*Challenge*
Return all of the data exactly, with nothing left out but the pictures.
-*-*-
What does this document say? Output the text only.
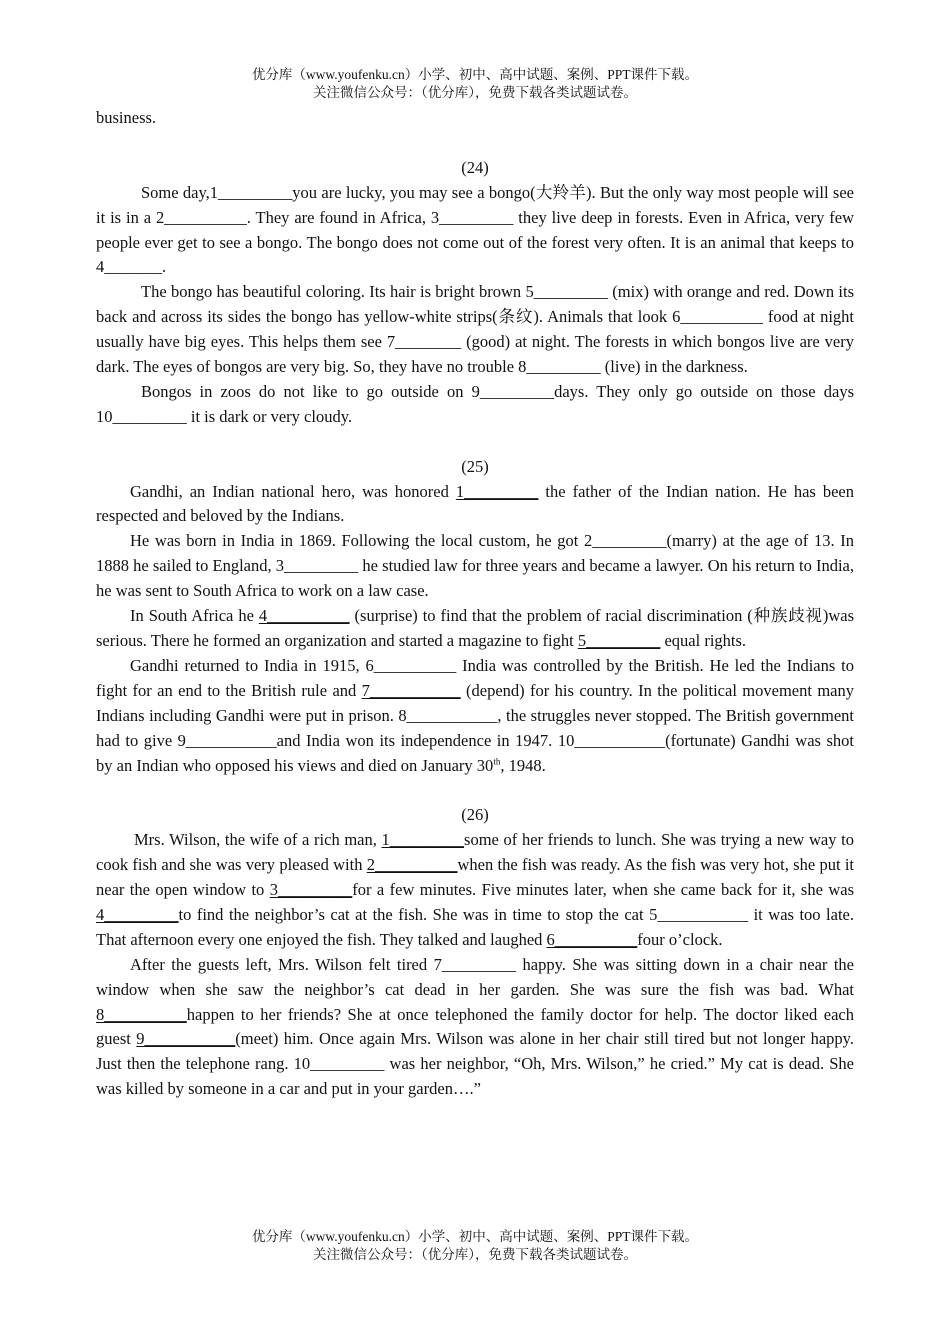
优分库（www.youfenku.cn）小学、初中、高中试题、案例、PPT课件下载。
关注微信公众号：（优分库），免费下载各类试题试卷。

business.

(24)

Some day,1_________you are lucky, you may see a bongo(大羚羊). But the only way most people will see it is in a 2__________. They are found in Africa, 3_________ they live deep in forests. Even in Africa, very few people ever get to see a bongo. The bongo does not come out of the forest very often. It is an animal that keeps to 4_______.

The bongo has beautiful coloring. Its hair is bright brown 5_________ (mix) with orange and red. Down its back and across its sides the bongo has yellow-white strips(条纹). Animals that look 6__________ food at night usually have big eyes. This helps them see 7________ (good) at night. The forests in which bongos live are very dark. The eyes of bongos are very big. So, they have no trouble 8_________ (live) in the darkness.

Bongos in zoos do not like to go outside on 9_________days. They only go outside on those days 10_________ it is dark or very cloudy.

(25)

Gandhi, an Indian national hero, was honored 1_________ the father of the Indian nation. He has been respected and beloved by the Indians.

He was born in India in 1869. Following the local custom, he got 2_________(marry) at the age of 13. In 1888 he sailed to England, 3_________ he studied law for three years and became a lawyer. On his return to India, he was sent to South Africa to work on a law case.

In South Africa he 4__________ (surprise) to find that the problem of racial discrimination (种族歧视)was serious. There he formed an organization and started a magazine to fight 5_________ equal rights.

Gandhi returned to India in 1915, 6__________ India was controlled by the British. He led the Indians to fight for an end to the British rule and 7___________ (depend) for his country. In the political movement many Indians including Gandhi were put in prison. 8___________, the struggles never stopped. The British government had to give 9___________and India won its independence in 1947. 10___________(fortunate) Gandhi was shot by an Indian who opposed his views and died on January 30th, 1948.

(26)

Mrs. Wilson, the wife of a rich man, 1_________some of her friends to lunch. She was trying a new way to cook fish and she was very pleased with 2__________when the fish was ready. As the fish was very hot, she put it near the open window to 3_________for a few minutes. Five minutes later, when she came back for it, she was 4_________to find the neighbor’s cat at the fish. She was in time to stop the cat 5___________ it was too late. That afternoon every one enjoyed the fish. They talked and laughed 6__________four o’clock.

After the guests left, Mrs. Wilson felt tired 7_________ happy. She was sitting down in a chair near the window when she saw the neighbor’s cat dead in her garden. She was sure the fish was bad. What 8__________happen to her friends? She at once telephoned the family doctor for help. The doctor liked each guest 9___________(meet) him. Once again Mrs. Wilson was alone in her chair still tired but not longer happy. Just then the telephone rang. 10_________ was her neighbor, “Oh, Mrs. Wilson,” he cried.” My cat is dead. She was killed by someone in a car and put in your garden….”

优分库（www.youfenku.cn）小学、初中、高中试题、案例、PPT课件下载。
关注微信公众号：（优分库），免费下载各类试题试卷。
-*-*-
*Final result*
What does this document say? Output the text only.
优分库（www.youfenku.cn）小学、初中、高中试题、案例、PPT课件下载。
关注微信公众号：（优分库），免费下载各类试题试卷。

business.

(24)

Some day,1_________you are lucky, you may see a bongo(大羚羊). But the only way most people will see it is in a 2__________. They are found in Africa, 3_________ they live deep in forests. Even in Africa, very few people ever get to see a bongo. The bongo does not come out of the forest very often. It is an animal that keeps to 4_______.

The bongo has beautiful coloring. Its hair is bright brown 5_________ (mix) with orange and red. Down its back and across its sides the bongo has yellow-white strips(条纹). Animals that look 6__________ food at night usually have big eyes. This helps them see 7________ (good) at night. The forests in which bongos live are very dark. The eyes of bongos are very big. So, they have no trouble 8_________ (live) in the darkness.

Bongos in zoos do not like to go outside on 9_________days. They only go outside on those days 10_________ it is dark or very cloudy.

(25)

Gandhi, an Indian national hero, was honored 1_________ the father of the Indian nation. He has been respected and beloved by the Indians.

He was born in India in 1869. Following the local custom, he got 2_________(marry) at the age of 13. In 1888 he sailed to England, 3_________ he studied law for three years and became a lawyer. On his return to India, he was sent to South Africa to work on a law case.

In South Africa he 4__________ (surprise) to find that the problem of racial discrimination (种族歧视)was serious. There he formed an organization and started a magazine to fight 5_________ equal rights.

Gandhi returned to India in 1915, 6__________ India was controlled by the British. He led the Indians to fight for an end to the British rule and 7___________ (depend) for his country. In the political movement many Indians including Gandhi were put in prison. 8___________, the struggles never stopped. The British government had to give 9___________and India won its independence in 1947. 10___________(fortunate) Gandhi was shot by an Indian who opposed his views and died on January 30th, 1948.

(26)

Mrs. Wilson, the wife of a rich man, 1_________some of her friends to lunch. She was trying a new way to cook fish and she was very pleased with 2__________when the fish was ready. As the fish was very hot, she put it near the open window to 3_________for a few minutes. Five minutes later, when she came back for it, she was 4_________to find the neighbor’s cat at the fish. She was in time to stop the cat 5___________ it was too late. That afternoon every one enjoyed the fish. They talked and laughed 6__________four o’clock.

After the guests left, Mrs. Wilson felt tired 7_________ happy. She was sitting down in a chair near the window when she saw the neighbor’s cat dead in her garden. She was sure the fish was bad. What 8__________happen to her friends? She at once telephoned the family doctor for help. The doctor liked each guest 9___________(meet) him. Once again Mrs. Wilson was alone in her chair still tired but not longer happy. Just then the telephone rang. 10_________ was her neighbor, “Oh, Mrs. Wilson,” he cried.” My cat is dead. She was killed by someone in a car and put in your garden….”

优分库（www.youfenku.cn）小学、初中、高中试题、案例、PPT课件下载。
关注微信公众号：（优分库），免费下载各类试题试卷。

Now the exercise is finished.